**WHAT TO PRODUCE**
Exclude the pictures; give every entry again exactly as written.

**DATASET**

╭──

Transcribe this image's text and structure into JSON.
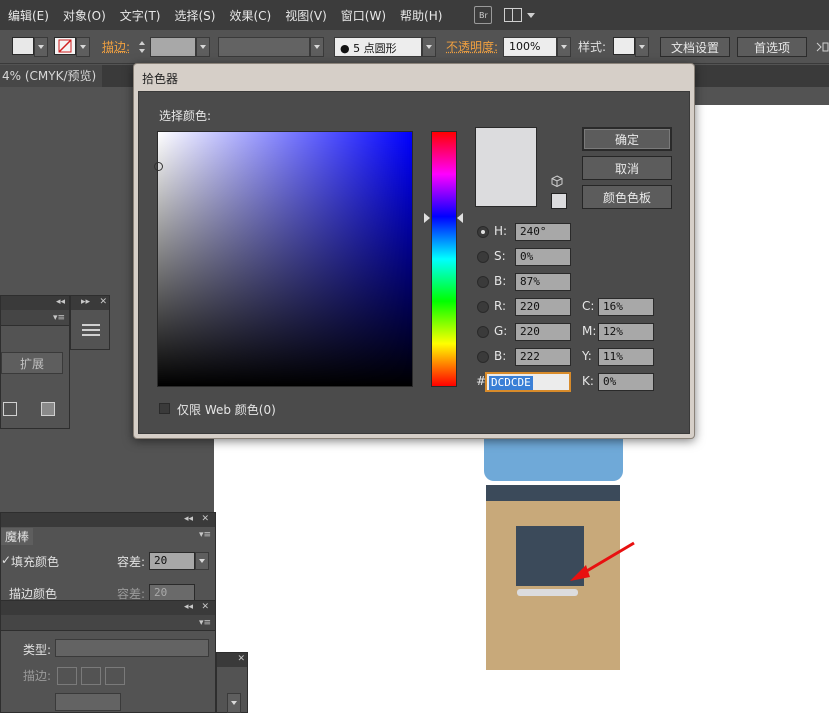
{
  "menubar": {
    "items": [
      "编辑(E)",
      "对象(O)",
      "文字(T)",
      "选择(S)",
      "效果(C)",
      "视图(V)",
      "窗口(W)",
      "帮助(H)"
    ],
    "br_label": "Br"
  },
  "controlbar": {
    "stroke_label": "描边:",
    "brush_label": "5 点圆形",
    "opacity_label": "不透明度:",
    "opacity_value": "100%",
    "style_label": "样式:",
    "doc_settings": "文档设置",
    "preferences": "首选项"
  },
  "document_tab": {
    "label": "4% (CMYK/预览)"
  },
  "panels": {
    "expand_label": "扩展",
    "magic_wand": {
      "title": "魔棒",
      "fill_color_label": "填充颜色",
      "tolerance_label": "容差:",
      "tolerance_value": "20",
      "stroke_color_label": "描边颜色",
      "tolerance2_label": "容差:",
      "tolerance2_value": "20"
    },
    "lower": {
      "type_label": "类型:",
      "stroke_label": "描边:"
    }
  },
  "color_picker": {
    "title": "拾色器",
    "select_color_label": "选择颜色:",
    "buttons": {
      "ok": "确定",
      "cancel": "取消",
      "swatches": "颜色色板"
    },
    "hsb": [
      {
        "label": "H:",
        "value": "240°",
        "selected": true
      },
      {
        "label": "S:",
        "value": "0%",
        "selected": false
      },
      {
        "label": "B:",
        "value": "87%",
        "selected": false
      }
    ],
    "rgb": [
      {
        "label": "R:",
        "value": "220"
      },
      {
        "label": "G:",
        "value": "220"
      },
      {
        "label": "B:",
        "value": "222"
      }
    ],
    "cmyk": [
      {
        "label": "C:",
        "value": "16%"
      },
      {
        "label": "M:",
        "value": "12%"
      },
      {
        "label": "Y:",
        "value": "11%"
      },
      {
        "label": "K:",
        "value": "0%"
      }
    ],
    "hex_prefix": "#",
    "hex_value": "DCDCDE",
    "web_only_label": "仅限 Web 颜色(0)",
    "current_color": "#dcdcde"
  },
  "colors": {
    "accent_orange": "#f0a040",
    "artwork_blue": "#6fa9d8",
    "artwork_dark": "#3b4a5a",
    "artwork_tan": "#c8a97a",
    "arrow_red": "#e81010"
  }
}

╰──

**ANSWER**
Transcribe this image's text and structure into JSON.
{
  "menubar": {
    "items": [
      "编辑(E)",
      "对象(O)",
      "文字(T)",
      "选择(S)",
      "效果(C)",
      "视图(V)",
      "窗口(W)",
      "帮助(H)"
    ],
    "br_label": "Br"
  },
  "controlbar": {
    "stroke_label": "描边:",
    "brush_label": "5 点圆形",
    "opacity_label": "不透明度:",
    "opacity_value": "100%",
    "style_label": "样式:",
    "doc_settings": "文档设置",
    "preferences": "首选项"
  },
  "document_tab": {
    "label": "4% (CMYK/预览)"
  },
  "panels": {
    "expand_label": "扩展",
    "magic_wand": {
      "title": "魔棒",
      "fill_color_label": "填充颜色",
      "tolerance_label": "容差:",
      "tolerance_value": "20",
      "stroke_color_label": "描边颜色",
      "tolerance2_label": "容差:",
      "tolerance2_value": "20"
    },
    "lower": {
      "type_label": "类型:",
      "stroke_label": "描边:"
    }
  },
  "color_picker": {
    "title": "拾色器",
    "select_color_label": "选择颜色:",
    "buttons": {
      "ok": "确定",
      "cancel": "取消",
      "swatches": "颜色色板"
    },
    "hsb": [
      {
        "label": "H:",
        "value": "240°",
        "selected": true
      },
      {
        "label": "S:",
        "value": "0%",
        "selected": false
      },
      {
        "label": "B:",
        "value": "87%",
        "selected": false
      }
    ],
    "rgb": [
      {
        "label": "R:",
        "value": "220"
      },
      {
        "label": "G:",
        "value": "220"
      },
      {
        "label": "B:",
        "value": "222"
      }
    ],
    "cmyk": [
      {
        "label": "C:",
        "value": "16%"
      },
      {
        "label": "M:",
        "value": "12%"
      },
      {
        "label": "Y:",
        "value": "11%"
      },
      {
        "label": "K:",
        "value": "0%"
      }
    ],
    "hex_prefix": "#",
    "hex_value": "DCDCDE",
    "web_only_label": "仅限 Web 颜色(0)",
    "current_color": "#dcdcde"
  },
  "colors": {
    "accent_orange": "#f0a040",
    "artwork_blue": "#6fa9d8",
    "artwork_dark": "#3b4a5a",
    "artwork_tan": "#c8a97a",
    "arrow_red": "#e81010"
  }
}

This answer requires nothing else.